Write out the whole of the material exactly.

___ Data shown ___

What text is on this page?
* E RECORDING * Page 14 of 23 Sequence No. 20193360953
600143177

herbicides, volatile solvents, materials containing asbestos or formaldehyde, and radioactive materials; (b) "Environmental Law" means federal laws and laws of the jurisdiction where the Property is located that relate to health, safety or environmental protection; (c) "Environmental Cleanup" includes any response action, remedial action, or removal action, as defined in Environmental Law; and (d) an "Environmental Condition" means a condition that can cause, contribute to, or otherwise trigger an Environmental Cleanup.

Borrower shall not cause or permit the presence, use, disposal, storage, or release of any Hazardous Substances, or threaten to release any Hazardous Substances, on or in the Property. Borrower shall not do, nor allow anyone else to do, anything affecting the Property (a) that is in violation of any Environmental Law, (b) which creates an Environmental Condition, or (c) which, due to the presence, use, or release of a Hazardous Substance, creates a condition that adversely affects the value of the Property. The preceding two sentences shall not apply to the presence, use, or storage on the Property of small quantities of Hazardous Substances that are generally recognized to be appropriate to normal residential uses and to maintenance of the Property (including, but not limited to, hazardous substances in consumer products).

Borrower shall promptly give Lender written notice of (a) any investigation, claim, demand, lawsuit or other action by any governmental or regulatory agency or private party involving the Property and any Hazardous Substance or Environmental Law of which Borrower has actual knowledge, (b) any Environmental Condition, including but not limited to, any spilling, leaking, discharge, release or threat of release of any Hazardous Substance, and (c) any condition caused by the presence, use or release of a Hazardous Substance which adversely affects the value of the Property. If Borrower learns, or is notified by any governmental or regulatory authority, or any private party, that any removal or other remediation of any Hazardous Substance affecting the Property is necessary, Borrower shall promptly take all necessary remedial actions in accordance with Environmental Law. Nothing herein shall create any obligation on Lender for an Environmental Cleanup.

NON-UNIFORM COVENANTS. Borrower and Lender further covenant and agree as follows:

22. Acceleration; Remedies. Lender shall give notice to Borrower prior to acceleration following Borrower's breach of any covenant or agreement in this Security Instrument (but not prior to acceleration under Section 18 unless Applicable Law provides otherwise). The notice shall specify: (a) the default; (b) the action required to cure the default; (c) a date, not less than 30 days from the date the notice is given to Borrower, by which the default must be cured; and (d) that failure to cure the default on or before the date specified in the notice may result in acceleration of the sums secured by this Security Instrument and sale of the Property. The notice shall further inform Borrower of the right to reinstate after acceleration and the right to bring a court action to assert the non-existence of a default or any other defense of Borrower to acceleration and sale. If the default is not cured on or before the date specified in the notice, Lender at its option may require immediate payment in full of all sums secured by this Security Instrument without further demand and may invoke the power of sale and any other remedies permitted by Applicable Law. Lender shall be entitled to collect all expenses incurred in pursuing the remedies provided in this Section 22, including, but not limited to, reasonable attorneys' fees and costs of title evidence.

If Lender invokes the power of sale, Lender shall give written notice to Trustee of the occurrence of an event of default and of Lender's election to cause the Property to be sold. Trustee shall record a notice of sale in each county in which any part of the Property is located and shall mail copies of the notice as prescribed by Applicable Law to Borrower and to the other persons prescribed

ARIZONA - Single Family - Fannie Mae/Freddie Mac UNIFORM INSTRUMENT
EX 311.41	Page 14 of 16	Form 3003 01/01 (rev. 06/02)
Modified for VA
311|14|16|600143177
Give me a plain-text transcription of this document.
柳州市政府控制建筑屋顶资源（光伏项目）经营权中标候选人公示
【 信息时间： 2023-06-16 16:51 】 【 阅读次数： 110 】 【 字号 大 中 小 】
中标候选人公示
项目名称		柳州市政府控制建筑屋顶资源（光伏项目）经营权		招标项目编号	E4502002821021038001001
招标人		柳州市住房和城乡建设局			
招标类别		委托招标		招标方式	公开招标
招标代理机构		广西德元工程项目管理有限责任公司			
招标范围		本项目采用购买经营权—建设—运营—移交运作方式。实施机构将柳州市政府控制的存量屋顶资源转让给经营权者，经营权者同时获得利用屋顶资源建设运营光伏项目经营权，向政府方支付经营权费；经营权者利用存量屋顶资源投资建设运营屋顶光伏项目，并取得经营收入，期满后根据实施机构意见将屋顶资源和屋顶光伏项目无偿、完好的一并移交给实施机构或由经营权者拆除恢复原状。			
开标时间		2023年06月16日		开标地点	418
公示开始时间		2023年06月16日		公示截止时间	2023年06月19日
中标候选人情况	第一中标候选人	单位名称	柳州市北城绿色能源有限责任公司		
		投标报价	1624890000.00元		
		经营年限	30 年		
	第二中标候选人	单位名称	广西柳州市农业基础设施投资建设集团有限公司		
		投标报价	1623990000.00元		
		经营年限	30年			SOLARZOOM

___

> _Exercise output_
What text is on this page?
* E RECORDING * Page 14 of 23 Sequence No. 20193360953
600143177

herbicides, volatile solvents, materials containing asbestos or formaldehyde, and radioactive materials; (b) "Environmental Law" means federal laws and laws of the jurisdiction where the Property is located that relate to health, safety or environmental protection; (c) "Environmental Cleanup" includes any response action, remedial action, or removal action, as defined in Environmental Law; and (d) an "Environmental Condition" means a condition that can cause, contribute to, or otherwise trigger an Environmental Cleanup.

Borrower shall not cause or permit the presence, use, disposal, storage, or release of any Hazardous Substances, or threaten to release any Hazardous Substances, on or in the Property. Borrower shall not do, nor allow anyone else to do, anything affecting the Property (a) that is in violation of any Environmental Law, (b) which creates an Environmental Condition, or (c) which, due to the presence, use, or release of a Hazardous Substance, creates a condition that adversely affects the value of the Property. The preceding two sentences shall not apply to the presence, use, or storage on the Property of small quantities of Hazardous Substances that are generally recognized to be appropriate to normal residential uses and to maintenance of the Property (including, but not limited to, hazardous substances in consumer products).

Borrower shall promptly give Lender written notice of (a) any investigation, claim, demand, lawsuit or other action by any governmental or regulatory agency or private party involving the Property and any Hazardous Substance or Environmental Law of which Borrower has actual knowledge, (b) any Environmental Condition, including but not limited to, any spilling, leaking, discharge, release or threat of release of any Hazardous Substance, and (c) any condition caused by the presence, use or release of a Hazardous Substance which adversely affects the value of the Property. If Borrower learns, or is notified by any governmental or regulatory authority, or any private party, that any removal or other remediation of any Hazardous Substance affecting the Property is necessary, Borrower shall promptly take all necessary remedial actions in accordance with Environmental Law. Nothing herein shall create any obligation on Lender for an Environmental Cleanup.

NON-UNIFORM COVENANTS. Borrower and Lender further covenant and agree as follows:

22. Acceleration; Remedies. Lender shall give notice to Borrower prior to acceleration following Borrower's breach of any covenant or agreement in this Security Instrument (but not prior to acceleration under Section 18 unless Applicable Law provides otherwise). The notice shall specify: (a) the default; (b) the action required to cure the default; (c) a date, not less than 30 days from the date the notice is given to Borrower, by which the default must be cured; and (d) that failure to cure the default on or before the date specified in the notice may result in acceleration of the sums secured by this Security Instrument and sale of the Property. The notice shall further inform Borrower of the right to reinstate after acceleration and the right to bring a court action to assert the non-existence of a default or any other defense of Borrower to acceleration and sale. If the default is not cured on or before the date specified in the notice, Lender at its option may require immediate payment in full of all sums secured by this Security Instrument without further demand and may invoke the power of sale and any other remedies permitted by Applicable Law. Lender shall be entitled to collect all expenses incurred in pursuing the remedies provided in this Section 22, including, but not limited to, reasonable attorneys' fees and costs of title evidence.

If Lender invokes the power of sale, Lender shall give written notice to Trustee of the occurrence of an event of default and of Lender's election to cause the Property to be sold. Trustee shall record a notice of sale in each county in which any part of the Property is located and shall mail copies of the notice as prescribed by Applicable Law to Borrower and to the other persons prescribed

ARIZONA - Single Family - Fannie Mae/Freddie Mac UNIFORM INSTRUMENT
EX 311.41	Page 14 of 16	Form 3003 01/01 (rev. 06/02)
Modified for VA
311|14|16|600143177
Give me a plain-text transcription of this document.
柳州市政府控制建筑屋顶资源（光伏项目）经营权中标候选人公示
【 信息时间： 2023-06-16 16:51 】 【 阅读次数： 110 】 【 字号 大 中 小 】
中标候选人公示
项目名称		柳州市政府控制建筑屋顶资源（光伏项目）经营权		招标项目编号	E4502002821021038001001
招标人		柳州市住房和城乡建设局			
招标类别		委托招标		招标方式	公开招标
招标代理机构		广西德元工程项目管理有限责任公司			
招标范围		本项目采用购买经营权—建设—运营—移交运作方式。实施机构将柳州市政府控制的存量屋顶资源转让给经营权者，经营权者同时获得利用屋顶资源建设运营光伏项目经营权，向政府方支付经营权费；经营权者利用存量屋顶资源投资建设运营屋顶光伏项目，并取得经营收入，期满后根据实施机构意见将屋顶资源和屋顶光伏项目无偿、完好的一并移交给实施机构或由经营权者拆除恢复原状。			
开标时间		2023年06月16日		开标地点	418
公示开始时间		2023年06月16日		公示截止时间	2023年06月19日
中标候选人情况	第一中标候选人	单位名称	柳州市北城绿色能源有限责任公司		
		投标报价	1624890000.00元		
		经营年限	30 年		
	第二中标候选人	单位名称	广西柳州市农业基础设施投资建设集团有限公司		
		投标报价	1623990000.00元		
		经营年限	30年			SOLARZOOM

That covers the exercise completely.